Will you give the material below again, every line exactly as it is?

## begin

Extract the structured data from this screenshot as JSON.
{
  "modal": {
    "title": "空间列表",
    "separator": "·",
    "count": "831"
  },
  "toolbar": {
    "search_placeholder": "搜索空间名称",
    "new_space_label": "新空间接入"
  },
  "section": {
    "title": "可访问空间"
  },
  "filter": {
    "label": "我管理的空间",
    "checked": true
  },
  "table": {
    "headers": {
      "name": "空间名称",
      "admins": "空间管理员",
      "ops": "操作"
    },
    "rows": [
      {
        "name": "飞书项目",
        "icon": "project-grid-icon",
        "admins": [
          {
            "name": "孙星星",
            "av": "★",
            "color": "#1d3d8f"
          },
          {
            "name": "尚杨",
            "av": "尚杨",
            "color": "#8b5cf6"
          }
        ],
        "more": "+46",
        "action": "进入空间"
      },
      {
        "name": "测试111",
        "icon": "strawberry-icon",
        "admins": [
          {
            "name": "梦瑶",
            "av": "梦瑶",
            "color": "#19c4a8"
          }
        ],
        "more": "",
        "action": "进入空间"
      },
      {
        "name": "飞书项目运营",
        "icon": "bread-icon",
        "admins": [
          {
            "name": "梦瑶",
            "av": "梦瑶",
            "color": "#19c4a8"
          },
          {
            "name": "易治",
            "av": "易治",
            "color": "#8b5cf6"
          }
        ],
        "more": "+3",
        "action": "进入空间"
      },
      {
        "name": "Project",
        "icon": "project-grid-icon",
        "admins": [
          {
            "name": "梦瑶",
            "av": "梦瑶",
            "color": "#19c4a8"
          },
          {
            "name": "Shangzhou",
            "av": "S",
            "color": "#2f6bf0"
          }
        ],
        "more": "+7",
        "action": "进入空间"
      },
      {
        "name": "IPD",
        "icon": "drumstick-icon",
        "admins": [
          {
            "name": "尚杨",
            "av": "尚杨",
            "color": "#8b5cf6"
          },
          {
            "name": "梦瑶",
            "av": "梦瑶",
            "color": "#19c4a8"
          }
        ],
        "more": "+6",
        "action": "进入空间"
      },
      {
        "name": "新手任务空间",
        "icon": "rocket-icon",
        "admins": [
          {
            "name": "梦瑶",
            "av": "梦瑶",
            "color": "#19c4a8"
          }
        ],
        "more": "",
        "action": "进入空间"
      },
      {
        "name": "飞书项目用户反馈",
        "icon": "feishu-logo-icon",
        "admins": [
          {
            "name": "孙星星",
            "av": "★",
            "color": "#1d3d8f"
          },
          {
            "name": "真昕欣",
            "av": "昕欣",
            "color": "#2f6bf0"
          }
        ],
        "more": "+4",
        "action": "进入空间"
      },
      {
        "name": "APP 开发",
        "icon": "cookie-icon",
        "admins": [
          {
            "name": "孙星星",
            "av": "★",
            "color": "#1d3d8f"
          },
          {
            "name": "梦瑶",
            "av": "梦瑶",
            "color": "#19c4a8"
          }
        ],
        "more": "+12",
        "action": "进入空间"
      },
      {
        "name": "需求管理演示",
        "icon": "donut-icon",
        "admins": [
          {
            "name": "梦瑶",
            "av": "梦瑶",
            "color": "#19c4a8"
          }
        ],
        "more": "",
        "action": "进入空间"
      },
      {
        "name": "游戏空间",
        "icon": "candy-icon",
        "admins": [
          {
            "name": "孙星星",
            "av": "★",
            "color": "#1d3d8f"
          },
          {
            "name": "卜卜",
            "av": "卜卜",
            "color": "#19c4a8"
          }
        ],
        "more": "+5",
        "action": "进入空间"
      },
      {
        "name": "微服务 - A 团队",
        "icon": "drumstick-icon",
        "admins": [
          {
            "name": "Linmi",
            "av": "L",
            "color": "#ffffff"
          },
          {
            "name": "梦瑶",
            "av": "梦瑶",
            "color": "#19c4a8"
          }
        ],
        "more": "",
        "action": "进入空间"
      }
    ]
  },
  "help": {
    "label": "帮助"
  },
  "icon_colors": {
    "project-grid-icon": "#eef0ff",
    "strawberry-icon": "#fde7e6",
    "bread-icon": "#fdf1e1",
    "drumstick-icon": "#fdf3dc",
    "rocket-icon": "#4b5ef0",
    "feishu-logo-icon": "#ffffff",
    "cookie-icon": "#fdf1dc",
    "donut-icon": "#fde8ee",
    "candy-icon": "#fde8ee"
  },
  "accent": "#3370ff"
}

## end

## The solution
Extract the structured data from this screenshot as JSON.
{
  "modal": {
    "title": "空间列表",
    "separator": "·",
    "count": "831"
  },
  "toolbar": {
    "search_placeholder": "搜索空间名称",
    "new_space_label": "新空间接入"
  },
  "section": {
    "title": "可访问空间"
  },
  "filter": {
    "label": "我管理的空间",
    "checked": true
  },
  "table": {
    "headers": {
      "name": "空间名称",
      "admins": "空间管理员",
      "ops": "操作"
    },
    "rows": [
      {
        "name": "飞书项目",
        "icon": "project-grid-icon",
        "admins": [
          {
            "name": "孙星星",
            "av": "★",
            "color": "#1d3d8f"
          },
          {
            "name": "尚杨",
            "av": "尚杨",
            "color": "#8b5cf6"
          }
        ],
        "more": "+46",
        "action": "进入空间"
      },
      {
        "name": "测试111",
        "icon": "strawberry-icon",
        "admins": [
          {
            "name": "梦瑶",
            "av": "梦瑶",
            "color": "#19c4a8"
          }
        ],
        "more": "",
        "action": "进入空间"
      },
      {
        "name": "飞书项目运营",
        "icon": "bread-icon",
        "admins": [
          {
            "name": "梦瑶",
            "av": "梦瑶",
            "color": "#19c4a8"
          },
          {
            "name": "易治",
            "av": "易治",
            "color": "#8b5cf6"
          }
        ],
        "more": "+3",
        "action": "进入空间"
      },
      {
        "name": "Project",
        "icon": "project-grid-icon",
        "admins": [
          {
            "name": "梦瑶",
            "av": "梦瑶",
            "color": "#19c4a8"
          },
          {
            "name": "Shangzhou",
            "av": "S",
            "color": "#2f6bf0"
          }
        ],
        "more": "+7",
        "action": "进入空间"
      },
      {
        "name": "IPD",
        "icon": "drumstick-icon",
        "admins": [
          {
            "name": "尚杨",
            "av": "尚杨",
            "color": "#8b5cf6"
          },
          {
            "name": "梦瑶",
            "av": "梦瑶",
            "color": "#19c4a8"
          }
        ],
        "more": "+6",
        "action": "进入空间"
      },
      {
        "name": "新手任务空间",
        "icon": "rocket-icon",
        "admins": [
          {
            "name": "梦瑶",
            "av": "梦瑶",
            "color": "#19c4a8"
          }
        ],
        "more": "",
        "action": "进入空间"
      },
      {
        "name": "飞书项目用户反馈",
        "icon": "feishu-logo-icon",
        "admins": [
          {
            "name": "孙星星",
            "av": "★",
            "color": "#1d3d8f"
          },
          {
            "name": "真昕欣",
            "av": "昕欣",
            "color": "#2f6bf0"
          }
        ],
        "more": "+4",
        "action": "进入空间"
      },
      {
        "name": "APP 开发",
        "icon": "cookie-icon",
        "admins": [
          {
            "name": "孙星星",
            "av": "★",
            "color": "#1d3d8f"
          },
          {
            "name": "梦瑶",
            "av": "梦瑶",
            "color": "#19c4a8"
          }
        ],
        "more": "+12",
        "action": "进入空间"
      },
      {
        "name": "需求管理演示",
        "icon": "donut-icon",
        "admins": [
          {
            "name": "梦瑶",
            "av": "梦瑶",
            "color": "#19c4a8"
          }
        ],
        "more": "",
        "action": "进入空间"
      },
      {
        "name": "游戏空间",
        "icon": "candy-icon",
        "admins": [
          {
            "name": "孙星星",
            "av": "★",
            "color": "#1d3d8f"
          },
          {
            "name": "卜卜",
            "av": "卜卜",
            "color": "#19c4a8"
          }
        ],
        "more": "+5",
        "action": "进入空间"
      },
      {
        "name": "微服务 - A 团队",
        "icon": "drumstick-icon",
        "admins": [
          {
            "name": "Linmi",
            "av": "L",
            "color": "#ffffff"
          },
          {
            "name": "梦瑶",
            "av": "梦瑶",
            "color": "#19c4a8"
          }
        ],
        "more": "",
        "action": "进入空间"
      }
    ]
  },
  "help": {
    "label": "帮助"
  },
  "icon_colors": {
    "project-grid-icon": "#eef0ff",
    "strawberry-icon": "#fde7e6",
    "bread-icon": "#fdf1e1",
    "drumstick-icon": "#fdf3dc",
    "rocket-icon": "#4b5ef0",
    "feishu-logo-icon": "#ffffff",
    "cookie-icon": "#fdf1dc",
    "donut-icon": "#fde8ee",
    "candy-icon": "#fde8ee"
  },
  "accent": "#3370ff"
}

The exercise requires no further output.